** BEGIN Material to process **

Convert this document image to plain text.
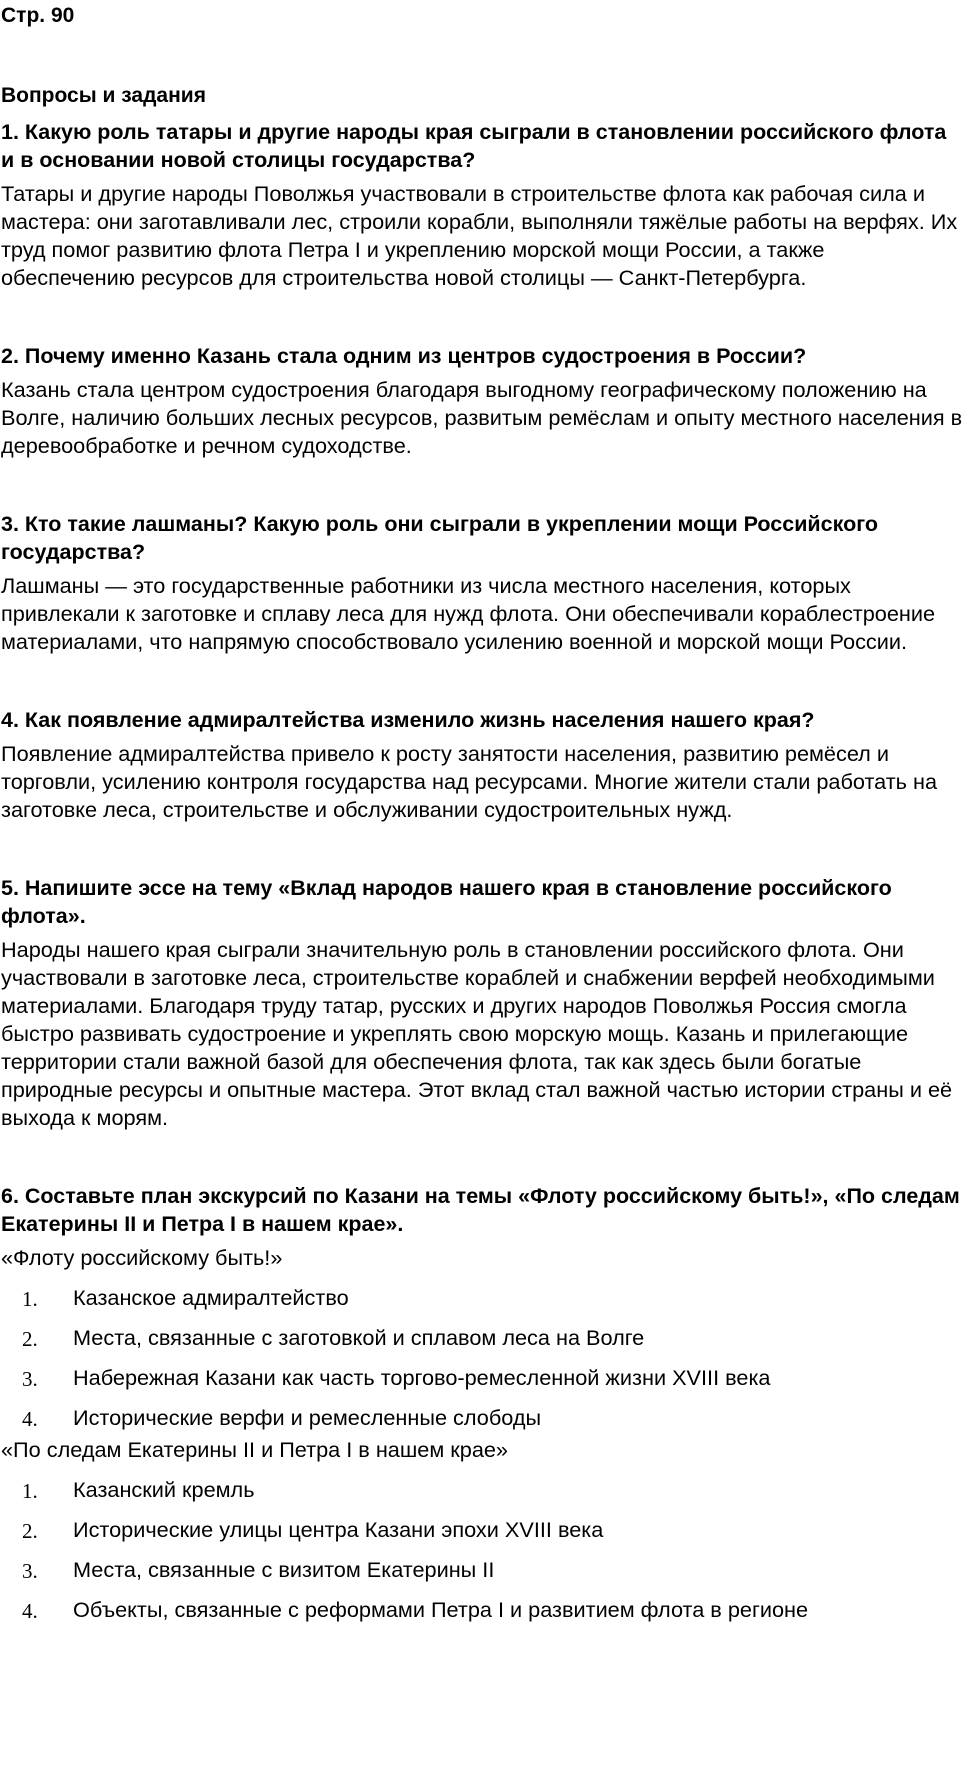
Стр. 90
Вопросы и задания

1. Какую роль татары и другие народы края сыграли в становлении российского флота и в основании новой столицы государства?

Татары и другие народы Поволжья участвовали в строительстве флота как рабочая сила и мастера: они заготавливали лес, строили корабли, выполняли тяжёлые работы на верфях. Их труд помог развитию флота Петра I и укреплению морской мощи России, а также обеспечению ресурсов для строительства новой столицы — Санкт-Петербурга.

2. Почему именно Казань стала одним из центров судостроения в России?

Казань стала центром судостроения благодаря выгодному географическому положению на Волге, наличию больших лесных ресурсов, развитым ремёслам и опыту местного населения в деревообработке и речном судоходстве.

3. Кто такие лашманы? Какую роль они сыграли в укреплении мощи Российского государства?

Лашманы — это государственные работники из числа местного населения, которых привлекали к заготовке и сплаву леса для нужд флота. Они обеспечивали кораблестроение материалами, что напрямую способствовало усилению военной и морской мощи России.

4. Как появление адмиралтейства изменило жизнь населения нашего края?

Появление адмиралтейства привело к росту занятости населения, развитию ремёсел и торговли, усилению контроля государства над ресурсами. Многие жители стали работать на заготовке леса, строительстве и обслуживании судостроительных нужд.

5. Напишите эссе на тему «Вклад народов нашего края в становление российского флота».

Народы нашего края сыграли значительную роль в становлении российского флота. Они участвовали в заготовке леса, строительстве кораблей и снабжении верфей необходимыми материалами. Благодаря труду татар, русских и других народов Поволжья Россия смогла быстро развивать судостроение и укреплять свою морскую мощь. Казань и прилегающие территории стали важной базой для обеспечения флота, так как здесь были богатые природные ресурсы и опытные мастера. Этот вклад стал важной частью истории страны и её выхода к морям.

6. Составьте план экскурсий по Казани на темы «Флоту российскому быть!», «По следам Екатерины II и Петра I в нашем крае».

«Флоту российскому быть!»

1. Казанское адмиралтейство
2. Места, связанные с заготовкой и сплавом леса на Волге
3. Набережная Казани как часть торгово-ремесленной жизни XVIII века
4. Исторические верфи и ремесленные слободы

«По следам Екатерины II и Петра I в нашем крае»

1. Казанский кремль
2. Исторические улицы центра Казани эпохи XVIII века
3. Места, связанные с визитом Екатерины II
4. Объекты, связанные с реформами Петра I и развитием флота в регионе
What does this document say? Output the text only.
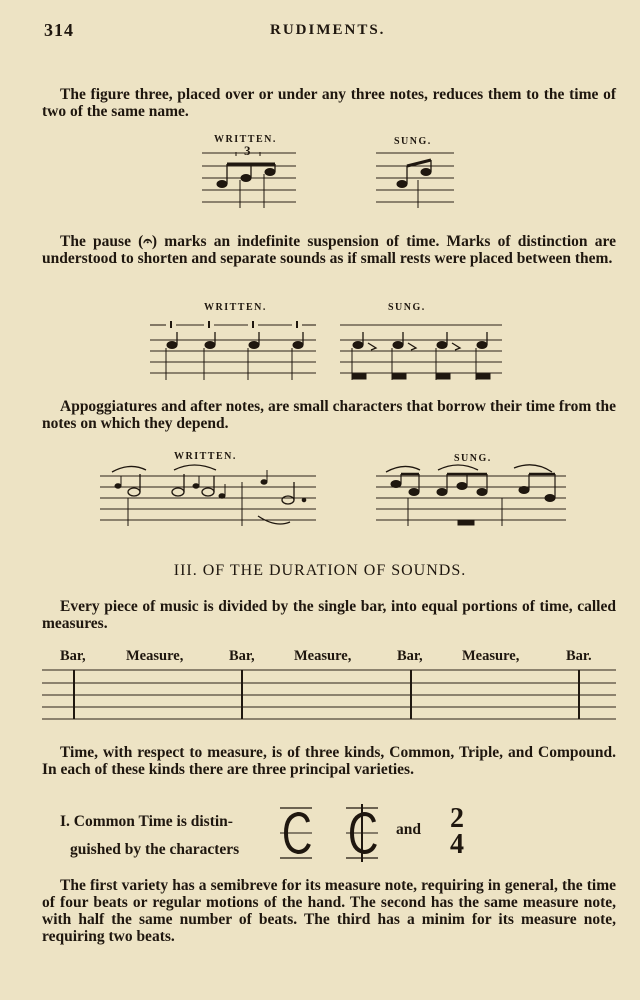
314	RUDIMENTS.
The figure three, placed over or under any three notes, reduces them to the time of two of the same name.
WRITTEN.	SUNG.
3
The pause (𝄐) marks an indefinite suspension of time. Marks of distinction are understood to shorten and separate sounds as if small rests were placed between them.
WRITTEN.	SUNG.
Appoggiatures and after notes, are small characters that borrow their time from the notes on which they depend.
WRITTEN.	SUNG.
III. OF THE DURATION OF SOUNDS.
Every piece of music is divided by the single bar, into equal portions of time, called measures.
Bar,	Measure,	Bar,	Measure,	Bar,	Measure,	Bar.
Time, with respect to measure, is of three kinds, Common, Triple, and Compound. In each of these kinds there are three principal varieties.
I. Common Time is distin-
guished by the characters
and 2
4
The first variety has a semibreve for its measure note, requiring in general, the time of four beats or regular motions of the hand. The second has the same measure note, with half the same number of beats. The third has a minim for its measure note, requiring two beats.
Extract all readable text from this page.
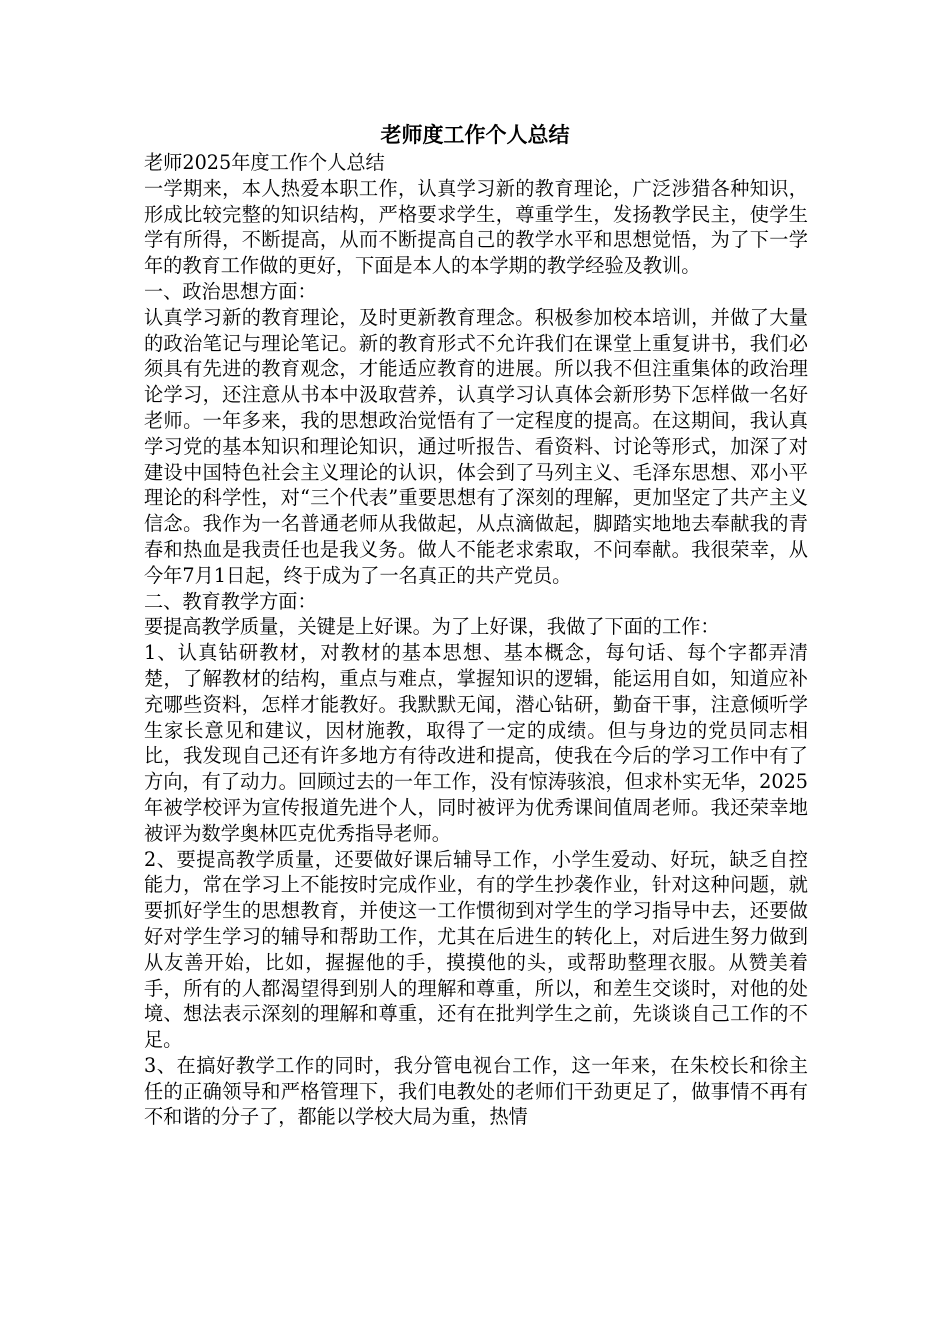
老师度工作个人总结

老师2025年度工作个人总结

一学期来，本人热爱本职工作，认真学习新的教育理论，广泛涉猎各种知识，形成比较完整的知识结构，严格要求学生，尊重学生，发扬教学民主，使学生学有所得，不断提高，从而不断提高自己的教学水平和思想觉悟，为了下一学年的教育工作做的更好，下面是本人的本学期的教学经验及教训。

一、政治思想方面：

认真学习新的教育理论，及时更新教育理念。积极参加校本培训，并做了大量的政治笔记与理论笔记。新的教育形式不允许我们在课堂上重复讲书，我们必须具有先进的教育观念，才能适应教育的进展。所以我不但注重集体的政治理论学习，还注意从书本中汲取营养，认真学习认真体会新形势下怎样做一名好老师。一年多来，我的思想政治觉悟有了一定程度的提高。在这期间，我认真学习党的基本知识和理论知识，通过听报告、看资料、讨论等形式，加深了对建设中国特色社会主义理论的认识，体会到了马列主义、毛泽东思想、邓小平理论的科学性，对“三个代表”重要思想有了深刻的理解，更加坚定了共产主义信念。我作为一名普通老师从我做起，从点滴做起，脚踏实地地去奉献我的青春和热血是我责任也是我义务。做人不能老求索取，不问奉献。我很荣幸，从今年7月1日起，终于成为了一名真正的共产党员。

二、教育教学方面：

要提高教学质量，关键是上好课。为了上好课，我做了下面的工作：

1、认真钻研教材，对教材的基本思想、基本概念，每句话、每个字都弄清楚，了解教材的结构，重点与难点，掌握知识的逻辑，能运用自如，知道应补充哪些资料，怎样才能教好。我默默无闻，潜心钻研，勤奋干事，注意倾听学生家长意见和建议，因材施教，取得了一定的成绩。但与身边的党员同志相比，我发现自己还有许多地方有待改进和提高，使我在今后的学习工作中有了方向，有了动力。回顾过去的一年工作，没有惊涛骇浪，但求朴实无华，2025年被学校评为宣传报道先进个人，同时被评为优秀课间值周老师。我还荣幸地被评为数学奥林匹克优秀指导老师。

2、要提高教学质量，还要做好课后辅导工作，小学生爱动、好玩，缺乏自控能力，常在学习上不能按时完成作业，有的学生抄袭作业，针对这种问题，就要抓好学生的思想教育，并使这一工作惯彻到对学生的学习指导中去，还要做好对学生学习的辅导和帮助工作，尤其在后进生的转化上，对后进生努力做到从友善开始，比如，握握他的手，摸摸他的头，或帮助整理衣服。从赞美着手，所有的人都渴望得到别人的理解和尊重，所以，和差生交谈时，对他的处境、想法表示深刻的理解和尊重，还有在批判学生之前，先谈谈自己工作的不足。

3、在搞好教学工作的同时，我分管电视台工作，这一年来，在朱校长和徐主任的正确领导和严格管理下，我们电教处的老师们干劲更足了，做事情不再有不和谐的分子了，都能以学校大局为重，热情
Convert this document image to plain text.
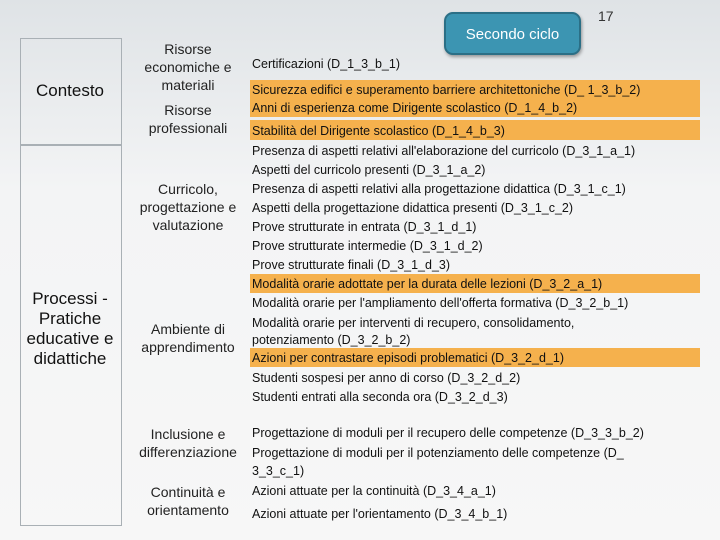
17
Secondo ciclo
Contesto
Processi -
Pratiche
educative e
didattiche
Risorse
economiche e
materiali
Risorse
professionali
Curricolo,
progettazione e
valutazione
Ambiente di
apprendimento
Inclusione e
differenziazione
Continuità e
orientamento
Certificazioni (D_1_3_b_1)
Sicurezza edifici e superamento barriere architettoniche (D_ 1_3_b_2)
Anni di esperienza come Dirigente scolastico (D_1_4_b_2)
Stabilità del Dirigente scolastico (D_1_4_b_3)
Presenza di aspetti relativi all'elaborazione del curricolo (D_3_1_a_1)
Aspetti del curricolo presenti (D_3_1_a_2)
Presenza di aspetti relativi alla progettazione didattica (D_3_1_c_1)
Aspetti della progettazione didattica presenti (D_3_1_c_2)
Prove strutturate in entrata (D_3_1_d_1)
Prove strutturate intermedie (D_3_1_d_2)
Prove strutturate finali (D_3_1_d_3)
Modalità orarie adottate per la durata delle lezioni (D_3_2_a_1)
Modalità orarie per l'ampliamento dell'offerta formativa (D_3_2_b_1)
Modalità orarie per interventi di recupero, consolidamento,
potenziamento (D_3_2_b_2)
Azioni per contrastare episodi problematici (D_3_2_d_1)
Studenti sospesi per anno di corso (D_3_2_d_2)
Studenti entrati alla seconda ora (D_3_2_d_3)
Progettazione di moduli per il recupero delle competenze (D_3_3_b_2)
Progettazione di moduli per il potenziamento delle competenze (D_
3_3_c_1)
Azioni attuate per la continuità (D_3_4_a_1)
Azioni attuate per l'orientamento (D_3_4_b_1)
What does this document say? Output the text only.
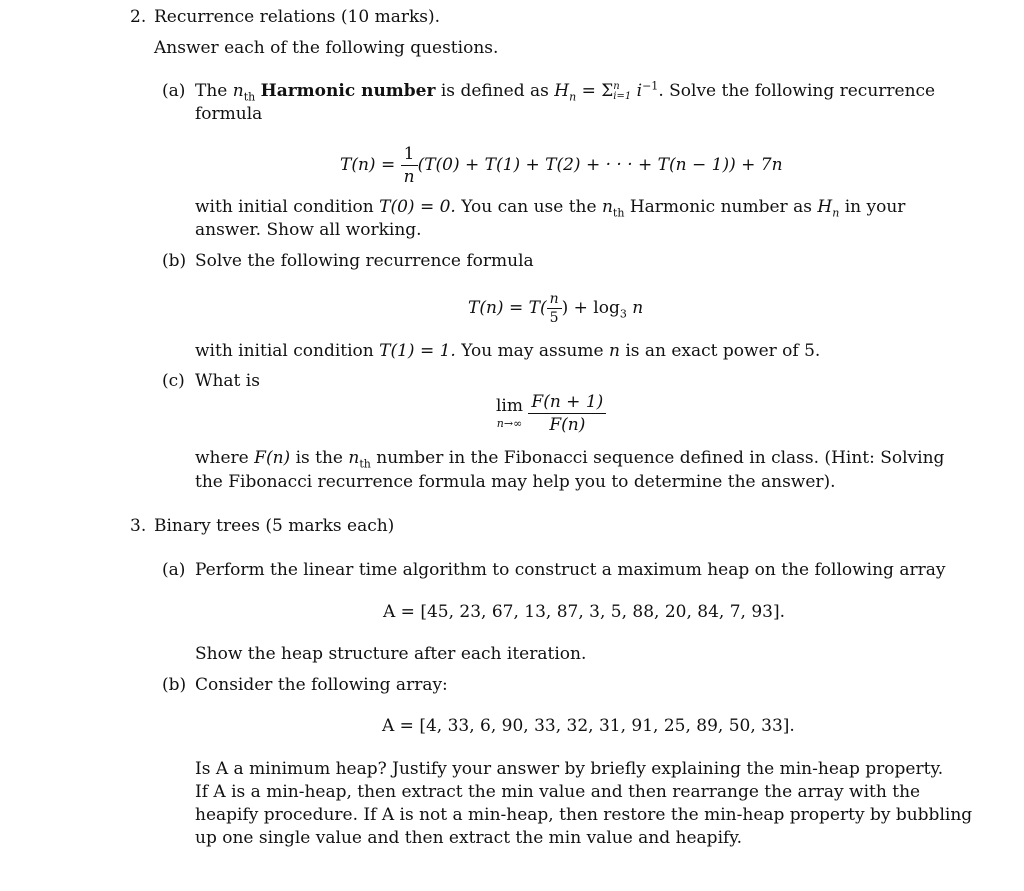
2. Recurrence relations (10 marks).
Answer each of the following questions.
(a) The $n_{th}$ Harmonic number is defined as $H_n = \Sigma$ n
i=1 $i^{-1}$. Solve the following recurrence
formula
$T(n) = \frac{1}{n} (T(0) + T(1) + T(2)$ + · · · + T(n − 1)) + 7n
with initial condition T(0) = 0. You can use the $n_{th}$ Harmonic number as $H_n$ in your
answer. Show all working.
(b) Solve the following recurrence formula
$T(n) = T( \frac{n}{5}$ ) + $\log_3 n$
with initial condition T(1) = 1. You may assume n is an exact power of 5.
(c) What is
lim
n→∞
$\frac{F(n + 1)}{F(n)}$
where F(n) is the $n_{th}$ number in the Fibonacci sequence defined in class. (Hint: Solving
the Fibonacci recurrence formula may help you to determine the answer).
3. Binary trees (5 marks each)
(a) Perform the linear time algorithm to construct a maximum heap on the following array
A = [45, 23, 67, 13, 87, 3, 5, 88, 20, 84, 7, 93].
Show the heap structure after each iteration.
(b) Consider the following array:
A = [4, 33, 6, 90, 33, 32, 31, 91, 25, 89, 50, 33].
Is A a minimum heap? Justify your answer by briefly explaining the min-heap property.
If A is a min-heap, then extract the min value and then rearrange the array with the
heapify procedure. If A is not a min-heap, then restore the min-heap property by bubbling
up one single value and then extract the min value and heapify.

** END Material to process **

• _Directive_
Identify and copy the lines holding the word "народов".

• _The completed task_
5. Напишите эссе на тему «Вклад народов нашего края в становление российского флота».
Народы нашего края сыграли значительную роль в становлении российского флота. Они участвовали в заготовке леса, строительстве кораблей и снабжении верфей необходимыми материалами. Благодаря труду татар, русских и других народов Поволжья Россия смогла быстро развивать судостроение и укреплять свою морскую мощь. Казань и прилегающие территории стали важной базой для обеспечения флота, так как здесь были богатые природные ресурсы и опытные мастера. Этот вклад стал важной частью истории страны и её выхода к морям.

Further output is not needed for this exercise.